== GIVEN DATA ==

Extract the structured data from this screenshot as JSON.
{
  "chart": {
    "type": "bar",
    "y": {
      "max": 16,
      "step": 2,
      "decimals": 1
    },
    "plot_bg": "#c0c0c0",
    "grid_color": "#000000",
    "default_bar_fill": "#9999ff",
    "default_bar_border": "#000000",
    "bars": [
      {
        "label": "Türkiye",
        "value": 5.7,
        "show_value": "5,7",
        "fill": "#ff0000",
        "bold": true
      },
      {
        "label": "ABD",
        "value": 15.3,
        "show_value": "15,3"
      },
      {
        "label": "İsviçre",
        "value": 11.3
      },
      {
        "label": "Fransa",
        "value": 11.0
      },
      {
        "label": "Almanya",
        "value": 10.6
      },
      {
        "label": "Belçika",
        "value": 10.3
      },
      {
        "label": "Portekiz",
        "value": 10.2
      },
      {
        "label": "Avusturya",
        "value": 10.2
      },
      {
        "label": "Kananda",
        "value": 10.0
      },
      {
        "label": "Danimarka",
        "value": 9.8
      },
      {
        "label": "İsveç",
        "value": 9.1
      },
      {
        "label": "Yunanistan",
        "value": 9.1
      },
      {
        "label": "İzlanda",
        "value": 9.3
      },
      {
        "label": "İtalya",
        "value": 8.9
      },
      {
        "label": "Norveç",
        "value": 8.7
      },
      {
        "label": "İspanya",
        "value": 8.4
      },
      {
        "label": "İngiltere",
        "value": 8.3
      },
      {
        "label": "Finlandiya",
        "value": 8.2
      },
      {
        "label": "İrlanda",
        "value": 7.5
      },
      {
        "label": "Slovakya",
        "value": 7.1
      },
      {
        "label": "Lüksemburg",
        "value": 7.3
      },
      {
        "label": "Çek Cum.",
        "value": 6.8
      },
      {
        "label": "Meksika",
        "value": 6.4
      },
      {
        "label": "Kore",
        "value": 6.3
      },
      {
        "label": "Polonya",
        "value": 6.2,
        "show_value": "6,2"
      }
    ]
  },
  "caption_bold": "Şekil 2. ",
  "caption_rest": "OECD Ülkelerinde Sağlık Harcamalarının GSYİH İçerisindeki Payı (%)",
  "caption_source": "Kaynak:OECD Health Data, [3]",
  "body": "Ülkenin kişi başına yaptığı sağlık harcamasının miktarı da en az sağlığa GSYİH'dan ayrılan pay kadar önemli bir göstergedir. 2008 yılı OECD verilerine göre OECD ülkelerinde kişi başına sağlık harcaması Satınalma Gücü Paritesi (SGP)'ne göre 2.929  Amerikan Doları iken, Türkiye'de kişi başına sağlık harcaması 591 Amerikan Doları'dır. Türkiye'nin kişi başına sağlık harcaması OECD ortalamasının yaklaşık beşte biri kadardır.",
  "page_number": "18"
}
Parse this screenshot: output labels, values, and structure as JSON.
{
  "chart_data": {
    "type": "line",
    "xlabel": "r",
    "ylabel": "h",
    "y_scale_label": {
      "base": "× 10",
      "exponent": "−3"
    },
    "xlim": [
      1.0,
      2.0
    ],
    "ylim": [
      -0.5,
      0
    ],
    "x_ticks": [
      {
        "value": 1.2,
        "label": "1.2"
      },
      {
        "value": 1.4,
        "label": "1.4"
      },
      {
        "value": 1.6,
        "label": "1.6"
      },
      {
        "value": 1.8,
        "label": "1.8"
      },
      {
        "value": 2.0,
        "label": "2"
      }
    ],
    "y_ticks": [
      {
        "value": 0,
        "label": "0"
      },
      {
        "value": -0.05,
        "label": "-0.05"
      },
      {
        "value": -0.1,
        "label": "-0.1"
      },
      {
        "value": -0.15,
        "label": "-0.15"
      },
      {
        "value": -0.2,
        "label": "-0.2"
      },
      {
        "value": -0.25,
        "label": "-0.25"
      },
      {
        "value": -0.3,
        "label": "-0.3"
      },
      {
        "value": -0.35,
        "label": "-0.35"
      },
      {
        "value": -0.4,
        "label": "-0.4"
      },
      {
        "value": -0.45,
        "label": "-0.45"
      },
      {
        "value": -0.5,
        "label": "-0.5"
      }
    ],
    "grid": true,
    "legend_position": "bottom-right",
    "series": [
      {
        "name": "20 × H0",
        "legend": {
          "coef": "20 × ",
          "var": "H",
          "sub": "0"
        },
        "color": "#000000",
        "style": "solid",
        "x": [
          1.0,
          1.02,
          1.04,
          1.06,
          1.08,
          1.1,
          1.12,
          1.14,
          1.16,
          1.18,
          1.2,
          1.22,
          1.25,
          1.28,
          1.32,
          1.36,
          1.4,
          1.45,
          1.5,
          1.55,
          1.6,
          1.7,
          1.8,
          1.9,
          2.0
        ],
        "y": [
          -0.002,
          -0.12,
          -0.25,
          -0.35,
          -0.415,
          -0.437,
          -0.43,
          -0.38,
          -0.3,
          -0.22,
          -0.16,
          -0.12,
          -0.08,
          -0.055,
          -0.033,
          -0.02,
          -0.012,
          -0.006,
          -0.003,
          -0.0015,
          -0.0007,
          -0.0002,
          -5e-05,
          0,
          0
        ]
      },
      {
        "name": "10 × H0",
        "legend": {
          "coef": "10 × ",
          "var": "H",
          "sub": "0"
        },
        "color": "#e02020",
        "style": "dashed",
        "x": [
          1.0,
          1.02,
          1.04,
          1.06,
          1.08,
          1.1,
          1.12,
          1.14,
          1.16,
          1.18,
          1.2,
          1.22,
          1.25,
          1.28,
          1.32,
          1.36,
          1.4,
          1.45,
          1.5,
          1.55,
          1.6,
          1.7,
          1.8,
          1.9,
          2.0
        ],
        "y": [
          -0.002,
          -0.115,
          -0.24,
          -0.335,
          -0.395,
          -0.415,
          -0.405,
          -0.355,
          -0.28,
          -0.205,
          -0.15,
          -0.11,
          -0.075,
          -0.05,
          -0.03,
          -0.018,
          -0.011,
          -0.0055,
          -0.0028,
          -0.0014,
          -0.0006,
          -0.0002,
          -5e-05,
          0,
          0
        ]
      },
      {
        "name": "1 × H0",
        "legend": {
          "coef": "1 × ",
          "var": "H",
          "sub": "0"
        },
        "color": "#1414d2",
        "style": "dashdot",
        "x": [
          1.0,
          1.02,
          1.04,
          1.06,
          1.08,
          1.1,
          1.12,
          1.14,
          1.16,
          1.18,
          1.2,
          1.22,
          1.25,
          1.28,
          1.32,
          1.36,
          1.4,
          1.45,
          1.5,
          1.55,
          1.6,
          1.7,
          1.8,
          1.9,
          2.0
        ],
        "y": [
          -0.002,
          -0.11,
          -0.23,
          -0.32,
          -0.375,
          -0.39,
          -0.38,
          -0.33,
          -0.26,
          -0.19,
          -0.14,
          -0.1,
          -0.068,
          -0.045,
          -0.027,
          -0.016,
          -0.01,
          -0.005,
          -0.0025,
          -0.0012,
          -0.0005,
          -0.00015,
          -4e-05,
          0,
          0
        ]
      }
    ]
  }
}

===

== TO DO ==
Show each line of the listing that holds the string "JSON".

== SOLUTION TO THIS TASK ==
Extract the structured data from this screenshot as JSON.
Parse this screenshot: output labels, values, and structure as JSON.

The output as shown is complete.